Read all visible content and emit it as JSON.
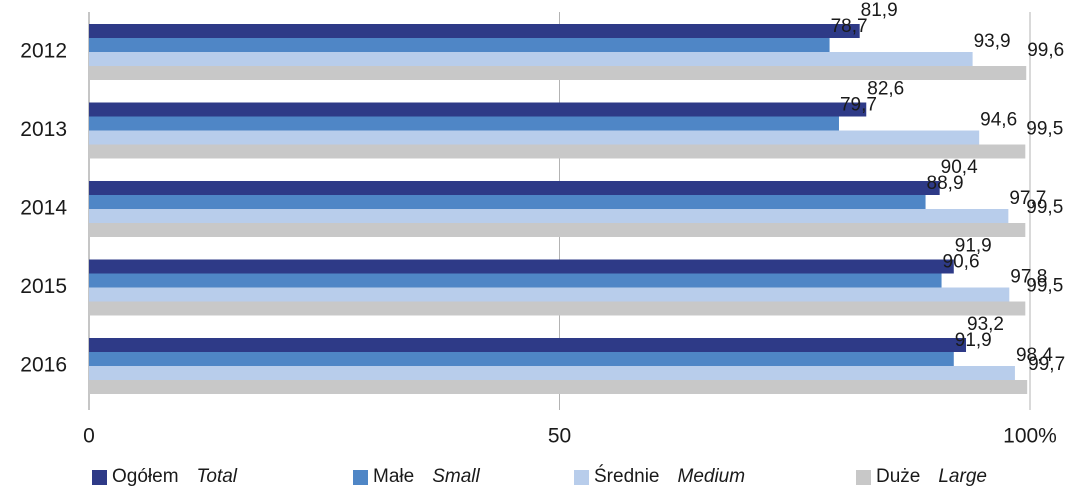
{
  "chart_data": {
    "type": "bar",
    "orientation": "horizontal",
    "categories": [
      "2012",
      "2013",
      "2014",
      "2015",
      "2016"
    ],
    "series": [
      {
        "name": "Ogółem",
        "name_en": "Total",
        "color": "#2e3a87",
        "values": [
          81.9,
          82.6,
          90.4,
          91.9,
          93.2
        ],
        "labels": [
          "81,9",
          "82,6",
          "90,4",
          "91,9",
          "93,2"
        ]
      },
      {
        "name": "Małe",
        "name_en": "Small",
        "color": "#4f86c6",
        "values": [
          78.7,
          79.7,
          88.9,
          90.6,
          91.9
        ],
        "labels": [
          "78,7",
          "79,7",
          "88,9",
          "90,6",
          "91,9"
        ]
      },
      {
        "name": "Średnie",
        "name_en": "Medium",
        "color": "#b8cdeb",
        "values": [
          93.9,
          94.6,
          97.7,
          97.8,
          98.4
        ],
        "labels": [
          "93,9",
          "94,6",
          "97,7",
          "97,8",
          "98,4"
        ]
      },
      {
        "name": "Duże",
        "name_en": "Large",
        "color": "#c8c8c8",
        "values": [
          99.6,
          99.5,
          99.5,
          99.5,
          99.7
        ],
        "labels": [
          "99,6",
          "99,5",
          "99,5",
          "99,5",
          "99,7"
        ]
      }
    ],
    "xlim": [
      0,
      100
    ],
    "xticks": [
      0,
      50,
      100
    ],
    "xtick_labels": [
      "0",
      "50",
      "100%"
    ],
    "grid": "vertical",
    "legend_position": "bottom"
  }
}
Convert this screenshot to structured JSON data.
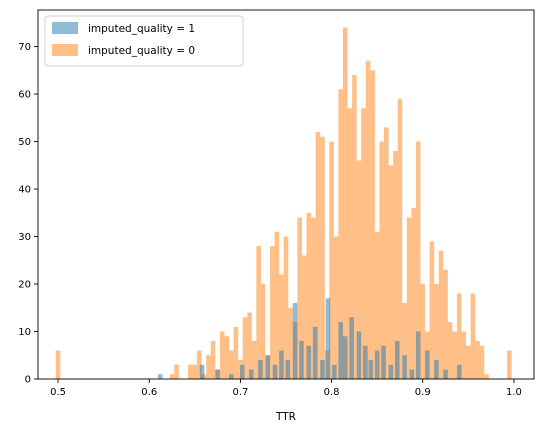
{
  "chart_data": {
    "type": "bar",
    "title": "",
    "xlabel": "TTR",
    "ylabel": "",
    "xlim": [
      0.478,
      1.022
    ],
    "ylim": [
      0,
      77.7
    ],
    "xticks": [
      0.5,
      0.6,
      0.7,
      0.8,
      0.9,
      1.0
    ],
    "xtick_labels": [
      "0.5",
      "0.6",
      "0.7",
      "0.8",
      "0.9",
      "1.0"
    ],
    "yticks": [
      0,
      10,
      20,
      30,
      40,
      50,
      60,
      70
    ],
    "ytick_labels": [
      "0",
      "10",
      "20",
      "30",
      "40",
      "50",
      "60",
      "70"
    ],
    "grid": false,
    "legend_position": "top-left",
    "series": [
      {
        "name": "imputed_quality = 0",
        "color": "#ff7f0e",
        "alpha": 0.5,
        "bin_width": 0.005,
        "x": [
          0.5,
          0.625,
          0.63,
          0.645,
          0.65,
          0.655,
          0.66,
          0.665,
          0.67,
          0.675,
          0.68,
          0.685,
          0.69,
          0.695,
          0.7,
          0.705,
          0.71,
          0.715,
          0.72,
          0.725,
          0.73,
          0.735,
          0.74,
          0.745,
          0.75,
          0.755,
          0.76,
          0.765,
          0.77,
          0.775,
          0.78,
          0.785,
          0.79,
          0.795,
          0.8,
          0.805,
          0.81,
          0.815,
          0.82,
          0.825,
          0.83,
          0.835,
          0.84,
          0.845,
          0.85,
          0.855,
          0.86,
          0.865,
          0.87,
          0.875,
          0.88,
          0.885,
          0.89,
          0.895,
          0.9,
          0.905,
          0.91,
          0.915,
          0.92,
          0.925,
          0.93,
          0.935,
          0.94,
          0.945,
          0.95,
          0.955,
          0.96,
          0.965,
          0.97,
          0.995
        ],
        "values": [
          6,
          1,
          3,
          3,
          3,
          6,
          1,
          5,
          8,
          2,
          10,
          9,
          6,
          11,
          4,
          13,
          14,
          8,
          28,
          20,
          5,
          28,
          31,
          22,
          30,
          15,
          12,
          34,
          26,
          35,
          34,
          52,
          51,
          6,
          50,
          30,
          61,
          74,
          57,
          64,
          46,
          57,
          67,
          65,
          31,
          50,
          53,
          45,
          48,
          59,
          16,
          34,
          36,
          50,
          20,
          10,
          29,
          20,
          27,
          23,
          12,
          10,
          18,
          10,
          7,
          18,
          8,
          7,
          1,
          6
        ]
      },
      {
        "name": "imputed_quality = 1",
        "color": "#1f77b4",
        "alpha": 0.5,
        "bin_width": 0.005,
        "x": [
          0.612,
          0.658,
          0.675,
          0.69,
          0.702,
          0.712,
          0.722,
          0.73,
          0.738,
          0.745,
          0.752,
          0.76,
          0.767,
          0.775,
          0.782,
          0.79,
          0.796,
          0.803,
          0.81,
          0.815,
          0.822,
          0.83,
          0.837,
          0.843,
          0.85,
          0.857,
          0.865,
          0.872,
          0.88,
          0.888,
          0.895,
          0.905,
          0.915,
          0.925,
          0.94
        ],
        "values": [
          1,
          3,
          2,
          1,
          3,
          2,
          4,
          5,
          3,
          6,
          4,
          16,
          8,
          7,
          11,
          4,
          17,
          3,
          12,
          9,
          13,
          10,
          7,
          4,
          6,
          7,
          3,
          8,
          5,
          2,
          10,
          6,
          4,
          2,
          3
        ]
      }
    ],
    "legend": [
      {
        "label": "imputed_quality = 1",
        "color": "#1f77b4"
      },
      {
        "label": "imputed_quality = 0",
        "color": "#ff7f0e"
      }
    ]
  }
}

---*---

» **PROBLEM REQUIREMENTS**
Return all of the data exactly as written, and drop the pictures.

» **TASK ANSWER**
Read all visible content and emit it as JSON.
{
  "chart_data": {
    "type": "bar",
    "orientation": "horizontal",
    "categories": [
      "2012",
      "2013",
      "2014",
      "2015",
      "2016"
    ],
    "series": [
      {
        "name": "Ogółem",
        "name_en": "Total",
        "color": "#2e3a87",
        "values": [
          81.9,
          82.6,
          90.4,
          91.9,
          93.2
        ],
        "labels": [
          "81,9",
          "82,6",
          "90,4",
          "91,9",
          "93,2"
        ]
      },
      {
        "name": "Małe",
        "name_en": "Small",
        "color": "#4f86c6",
        "values": [
          78.7,
          79.7,
          88.9,
          90.6,
          91.9
        ],
        "labels": [
          "78,7",
          "79,7",
          "88,9",
          "90,6",
          "91,9"
        ]
      },
      {
        "name": "Średnie",
        "name_en": "Medium",
        "color": "#b8cdeb",
        "values": [
          93.9,
          94.6,
          97.7,
          97.8,
          98.4
        ],
        "labels": [
          "93,9",
          "94,6",
          "97,7",
          "97,8",
          "98,4"
        ]
      },
      {
        "name": "Duże",
        "name_en": "Large",
        "color": "#c8c8c8",
        "values": [
          99.6,
          99.5,
          99.5,
          99.5,
          99.7
        ],
        "labels": [
          "99,6",
          "99,5",
          "99,5",
          "99,5",
          "99,7"
        ]
      }
    ],
    "xlim": [
      0,
      100
    ],
    "xticks": [
      0,
      50,
      100
    ],
    "xtick_labels": [
      "0",
      "50",
      "100%"
    ],
    "grid": "vertical",
    "legend_position": "bottom"
  }
}
Convert this screenshot to structured JSON data.
{
  "chart_data": {
    "type": "bar",
    "title": "",
    "xlabel": "TTR",
    "ylabel": "",
    "xlim": [
      0.478,
      1.022
    ],
    "ylim": [
      0,
      77.7
    ],
    "xticks": [
      0.5,
      0.6,
      0.7,
      0.8,
      0.9,
      1.0
    ],
    "xtick_labels": [
      "0.5",
      "0.6",
      "0.7",
      "0.8",
      "0.9",
      "1.0"
    ],
    "yticks": [
      0,
      10,
      20,
      30,
      40,
      50,
      60,
      70
    ],
    "ytick_labels": [
      "0",
      "10",
      "20",
      "30",
      "40",
      "50",
      "60",
      "70"
    ],
    "grid": false,
    "legend_position": "top-left",
    "series": [
      {
        "name": "imputed_quality = 0",
        "color": "#ff7f0e",
        "alpha": 0.5,
        "bin_width": 0.005,
        "x": [
          0.5,
          0.625,
          0.63,
          0.645,
          0.65,
          0.655,
          0.66,
          0.665,
          0.67,
          0.675,
          0.68,
          0.685,
          0.69,
          0.695,
          0.7,
          0.705,
          0.71,
          0.715,
          0.72,
          0.725,
          0.73,
          0.735,
          0.74,
          0.745,
          0.75,
          0.755,
          0.76,
          0.765,
          0.77,
          0.775,
          0.78,
          0.785,
          0.79,
          0.795,
          0.8,
          0.805,
          0.81,
          0.815,
          0.82,
          0.825,
          0.83,
          0.835,
          0.84,
          0.845,
          0.85,
          0.855,
          0.86,
          0.865,
          0.87,
          0.875,
          0.88,
          0.885,
          0.89,
          0.895,
          0.9,
          0.905,
          0.91,
          0.915,
          0.92,
          0.925,
          0.93,
          0.935,
          0.94,
          0.945,
          0.95,
          0.955,
          0.96,
          0.965,
          0.97,
          0.995
        ],
        "values": [
          6,
          1,
          3,
          3,
          3,
          6,
          1,
          5,
          8,
          2,
          10,
          9,
          6,
          11,
          4,
          13,
          14,
          8,
          28,
          20,
          5,
          28,
          31,
          22,
          30,
          15,
          12,
          34,
          26,
          35,
          34,
          52,
          51,
          6,
          50,
          30,
          61,
          74,
          57,
          64,
          46,
          57,
          67,
          65,
          31,
          50,
          53,
          45,
          48,
          59,
          16,
          34,
          36,
          50,
          20,
          10,
          29,
          20,
          27,
          23,
          12,
          10,
          18,
          10,
          7,
          18,
          8,
          7,
          1,
          6
        ]
      },
      {
        "name": "imputed_quality = 1",
        "color": "#1f77b4",
        "alpha": 0.5,
        "bin_width": 0.005,
        "x": [
          0.612,
          0.658,
          0.675,
          0.69,
          0.702,
          0.712,
          0.722,
          0.73,
          0.738,
          0.745,
          0.752,
          0.76,
          0.767,
          0.775,
          0.782,
          0.79,
          0.796,
          0.803,
          0.81,
          0.815,
          0.822,
          0.83,
          0.837,
          0.843,
          0.85,
          0.857,
          0.865,
          0.872,
          0.88,
          0.888,
          0.895,
          0.905,
          0.915,
          0.925,
          0.94
        ],
        "values": [
          1,
          3,
          2,
          1,
          3,
          2,
          4,
          5,
          3,
          6,
          4,
          16,
          8,
          7,
          11,
          4,
          17,
          3,
          12,
          9,
          13,
          10,
          7,
          4,
          6,
          7,
          3,
          8,
          5,
          2,
          10,
          6,
          4,
          2,
          3
        ]
      }
    ],
    "legend": [
      {
        "label": "imputed_quality = 1",
        "color": "#1f77b4"
      },
      {
        "label": "imputed_quality = 0",
        "color": "#ff7f0e"
      }
    ]
  }
}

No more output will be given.